- _What is expected_: Only the pictures stay out; every record is to be quoted exactly.

— Begin Material provided —

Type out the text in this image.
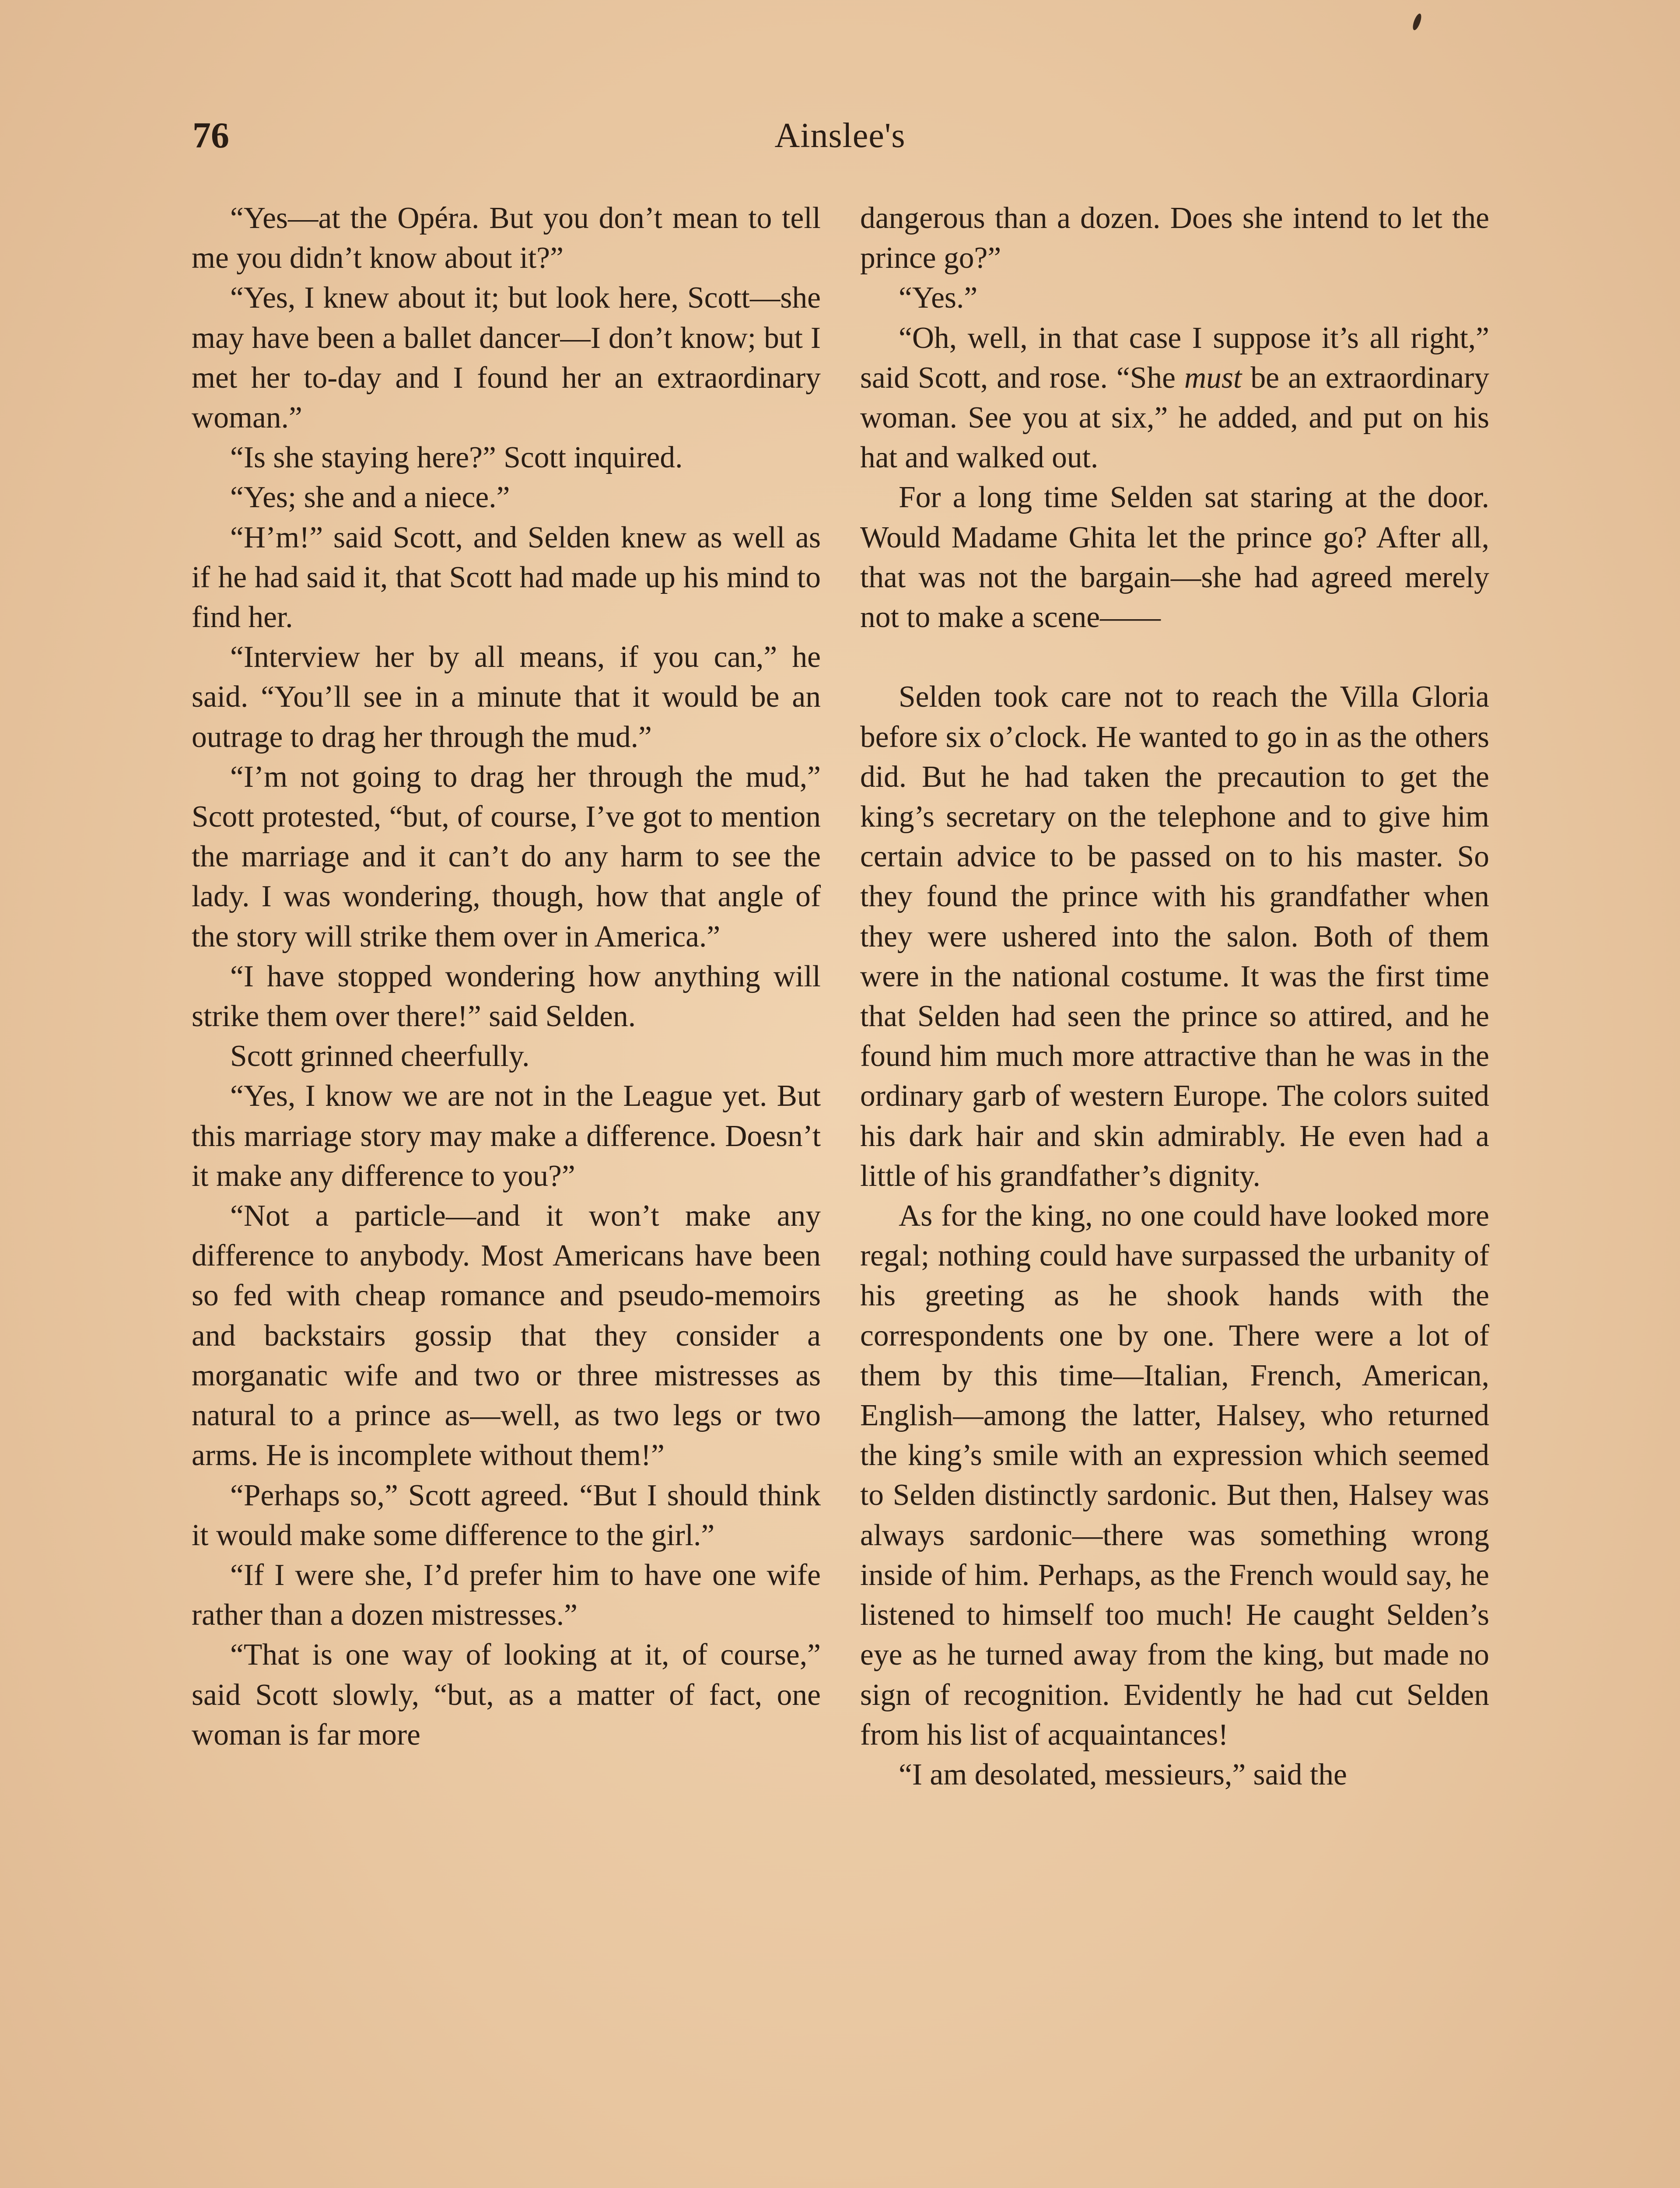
76	Ainslee's

“Yes—at the Opéra. But you don’t mean to tell me you didn’t know about it?”

“Yes, I knew about it; but look here, Scott—she may have been a ballet dancer—I don’t know; but I met her to-day and I found her an extraordinary woman.”

“Is she staying here?” Scott inquired.

“Yes; she and a niece.”

“H’m!” said Scott, and Selden knew as well as if he had said it, that Scott had made up his mind to find her.

“Interview her by all means, if you can,” he said. “You’ll see in a minute that it would be an outrage to drag her through the mud.”

“I’m not going to drag her through the mud,” Scott protested, “but, of course, I’ve got to mention the marriage and it can’t do any harm to see the lady. I was wondering, though, how that angle of the story will strike them over in America.”

“I have stopped wondering how anything will strike them over there!” said Selden.

Scott grinned cheerfully.

“Yes, I know we are not in the League yet. But this marriage story may make a difference. Doesn’t it make any difference to you?”

“Not a particle—and it won’t make any difference to anybody. Most Americans have been so fed with cheap romance and pseudo-memoirs and backstairs gossip that they consider a morganatic wife and two or three mistresses as natural to a prince as—well, as two legs or two arms. He is incomplete without them!”

“Perhaps so,” Scott agreed. “But I should think it would make some difference to the girl.”

“If I were she, I’d prefer him to have one wife rather than a dozen mistresses.”

“That is one way of looking at it, of course,” said Scott slowly, “but, as a matter of fact, one woman is far more

dangerous than a dozen. Does she intend to let the prince go?”

“Yes.”

“Oh, well, in that case I suppose it’s all right,” said Scott, and rose. “She must be an extraordinary woman. See you at six,” he added, and put on his hat and walked out.

For a long time Selden sat staring at the door. Would Madame Ghita let the prince go? After all, that was not the bargain—she had agreed merely not to make a scene——

Selden took care not to reach the Villa Gloria before six o’clock. He wanted to go in as the others did. But he had taken the precaution to get the king’s secretary on the telephone and to give him certain advice to be passed on to his master. So they found the prince with his grandfather when they were ushered into the salon. Both of them were in the national costume. It was the first time that Selden had seen the prince so attired, and he found him much more attractive than he was in the ordinary garb of western Europe. The colors suited his dark hair and skin admirably. He even had a little of his grandfather’s dignity.

As for the king, no one could have looked more regal; nothing could have surpassed the urbanity of his greeting as he shook hands with the correspondents one by one. There were a lot of them by this time—Italian, French, American, English—among the latter, Halsey, who returned the king’s smile with an expression which seemed to Selden distinctly sardonic. But then, Halsey was always sardonic—there was something wrong inside of him. Perhaps, as the French would say, he listened to himself too much! He caught Selden’s eye as he turned away from the king, but made no sign of recognition. Evidently he had cut Selden from his list of acquaintances!

“I am desolated, messieurs,” said the
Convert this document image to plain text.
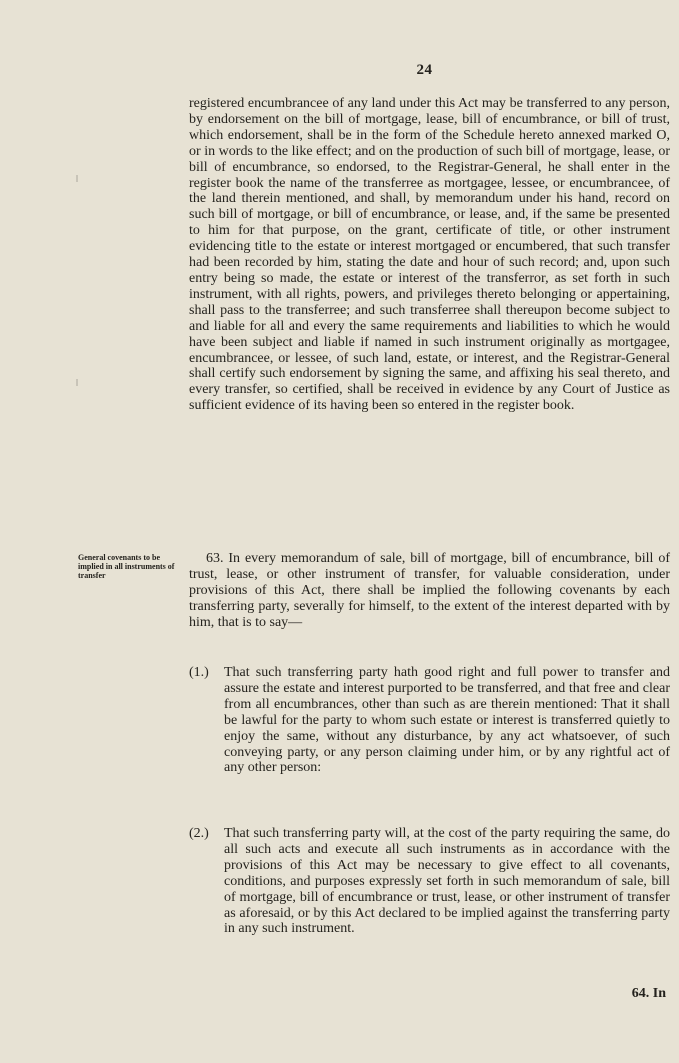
24
ǀ
ǀ

registered encumbrancee of any land under this Act may be transferred to any person, by endorsement on the bill of mortgage, lease, bill of encumbrance, or bill of trust, which endorsement, shall be in the form of the Schedule hereto annexed marked O, or in words to the like effect; and on the production of such bill of mortgage, lease, or bill of encumbrance, so endorsed, to the Registrar-General, he shall enter in the register book the name of the transferree as mortgagee, lessee, or encumbrancee, of the land therein mentioned, and shall, by memorandum under his hand, record on such bill of mortgage, or bill of encumbrance, or lease, and, if the same be presented to him for that purpose, on the grant, certificate of title, or other instrument evidencing title to the estate or interest mortgaged or encumbered, that such transfer had been recorded by him, stating the date and hour of such record; and, upon such entry being so made, the estate or interest of the transferror, as set forth in such instrument, with all rights, powers, and privileges thereto belonging or appertaining, shall pass to the transferree; and such transferree shall thereupon become subject to and liable for all and every the same requirements and liabilities to which he would have been subject and liable if named in such instrument originally as mortgagee, encumbrancee, or lessee, of such land, estate, or interest, and the Registrar-General shall certify such endorsement by signing the same, and affixing his seal thereto, and every transfer, so certified, shall be received in evidence by any Court of Justice as sufficient evidence of its having been so entered in the register book.

General covenants to be implied in all instruments of transfer

63. In every memorandum of sale, bill of mortgage, bill of encumbrance, bill of trust, lease, or other instrument of transfer, for valuable consideration, under provisions of this Act, there shall be implied the following covenants by each transferring party, severally for himself, to the extent of the interest departed with by him, that is to say—

(1.) That such transferring party hath good right and full power to transfer and assure the estate and interest purported to be transferred, and that free and clear from all encumbrances, other than such as are therein mentioned: That it shall be lawful for the party to whom such estate or interest is transferred quietly to enjoy the same, without any disturbance, by any act whatsoever, of such conveying party, or any person claiming under him, or by any rightful act of any other person:
(2.) That such transferring party will, at the cost of the party requiring the same, do all such acts and execute all such instruments as in accordance with the provisions of this Act may be necessary to give effect to all covenants, conditions, and purposes expressly set forth in such memorandum of sale, bill of mortgage, bill of encumbrance or trust, lease, or other instrument of transfer as aforesaid, or by this Act declared to be implied against the transferring party in any such instrument.
64. In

— End Material provided —

- _In response_:
Type out the text in this image.
76	Ainslee's

“Yes—at the Opéra. But you don’t mean to tell me you didn’t know about it?”

“Yes, I knew about it; but look here, Scott—she may have been a ballet dancer—I don’t know; but I met her to-day and I found her an extraordinary woman.”

“Is she staying here?” Scott inquired.

“Yes; she and a niece.”

“H’m!” said Scott, and Selden knew as well as if he had said it, that Scott had made up his mind to find her.

“Interview her by all means, if you can,” he said. “You’ll see in a minute that it would be an outrage to drag her through the mud.”

“I’m not going to drag her through the mud,” Scott protested, “but, of course, I’ve got to mention the marriage and it can’t do any harm to see the lady. I was wondering, though, how that angle of the story will strike them over in America.”

“I have stopped wondering how anything will strike them over there!” said Selden.

Scott grinned cheerfully.

“Yes, I know we are not in the League yet. But this marriage story may make a difference. Doesn’t it make any difference to you?”

“Not a particle—and it won’t make any difference to anybody. Most Americans have been so fed with cheap romance and pseudo-memoirs and backstairs gossip that they consider a morganatic wife and two or three mistresses as natural to a prince as—well, as two legs or two arms. He is incomplete without them!”

“Perhaps so,” Scott agreed. “But I should think it would make some difference to the girl.”

“If I were she, I’d prefer him to have one wife rather than a dozen mistresses.”

“That is one way of looking at it, of course,” said Scott slowly, “but, as a matter of fact, one woman is far more

dangerous than a dozen. Does she intend to let the prince go?”

“Yes.”

“Oh, well, in that case I suppose it’s all right,” said Scott, and rose. “She must be an extraordinary woman. See you at six,” he added, and put on his hat and walked out.

For a long time Selden sat staring at the door. Would Madame Ghita let the prince go? After all, that was not the bargain—she had agreed merely not to make a scene——

Selden took care not to reach the Villa Gloria before six o’clock. He wanted to go in as the others did. But he had taken the precaution to get the king’s secretary on the telephone and to give him certain advice to be passed on to his master. So they found the prince with his grandfather when they were ushered into the salon. Both of them were in the national costume. It was the first time that Selden had seen the prince so attired, and he found him much more attractive than he was in the ordinary garb of western Europe. The colors suited his dark hair and skin admirably. He even had a little of his grandfather’s dignity.

As for the king, no one could have looked more regal; nothing could have surpassed the urbanity of his greeting as he shook hands with the correspondents one by one. There were a lot of them by this time—Italian, French, American, English—among the latter, Halsey, who returned the king’s smile with an expression which seemed to Selden distinctly sardonic. But then, Halsey was always sardonic—there was something wrong inside of him. Perhaps, as the French would say, he listened to himself too much! He caught Selden’s eye as he turned away from the king, but made no sign of recognition. Evidently he had cut Selden from his list of acquaintances!

“I am desolated, messieurs,” said the
Convert this document image to plain text.
24
ǀ
ǀ

registered encumbrancee of any land under this Act may be transferred to any person, by endorsement on the bill of mortgage, lease, bill of encumbrance, or bill of trust, which endorsement, shall be in the form of the Schedule hereto annexed marked O, or in words to the like effect; and on the production of such bill of mortgage, lease, or bill of encumbrance, so endorsed, to the Registrar-General, he shall enter in the register book the name of the transferree as mortgagee, lessee, or encumbrancee, of the land therein mentioned, and shall, by memorandum under his hand, record on such bill of mortgage, or bill of encumbrance, or lease, and, if the same be presented to him for that purpose, on the grant, certificate of title, or other instrument evidencing title to the estate or interest mortgaged or encumbered, that such transfer had been recorded by him, stating the date and hour of such record; and, upon such entry being so made, the estate or interest of the transferror, as set forth in such instrument, with all rights, powers, and privileges thereto belonging or appertaining, shall pass to the transferree; and such transferree shall thereupon become subject to and liable for all and every the same requirements and liabilities to which he would have been subject and liable if named in such instrument originally as mortgagee, encumbrancee, or lessee, of such land, estate, or interest, and the Registrar-General shall certify such endorsement by signing the same, and affixing his seal thereto, and every transfer, so certified, shall be received in evidence by any Court of Justice as sufficient evidence of its having been so entered in the register book.

General covenants to be implied in all instruments of transfer

63. In every memorandum of sale, bill of mortgage, bill of encumbrance, bill of trust, lease, or other instrument of transfer, for valuable consideration, under provisions of this Act, there shall be implied the following covenants by each transferring party, severally for himself, to the extent of the interest departed with by him, that is to say—

(1.) That such transferring party hath good right and full power to transfer and assure the estate and interest purported to be transferred, and that free and clear from all encumbrances, other than such as are therein mentioned: That it shall be lawful for the party to whom such estate or interest is transferred quietly to enjoy the same, without any disturbance, by any act whatsoever, of such conveying party, or any person claiming under him, or by any rightful act of any other person:
(2.) That such transferring party will, at the cost of the party requiring the same, do all such acts and execute all such instruments as in accordance with the provisions of this Act may be necessary to give effect to all covenants, conditions, and purposes expressly set forth in such memorandum of sale, bill of mortgage, bill of encumbrance or trust, lease, or other instrument of transfer as aforesaid, or by this Act declared to be implied against the transferring party in any such instrument.
64. In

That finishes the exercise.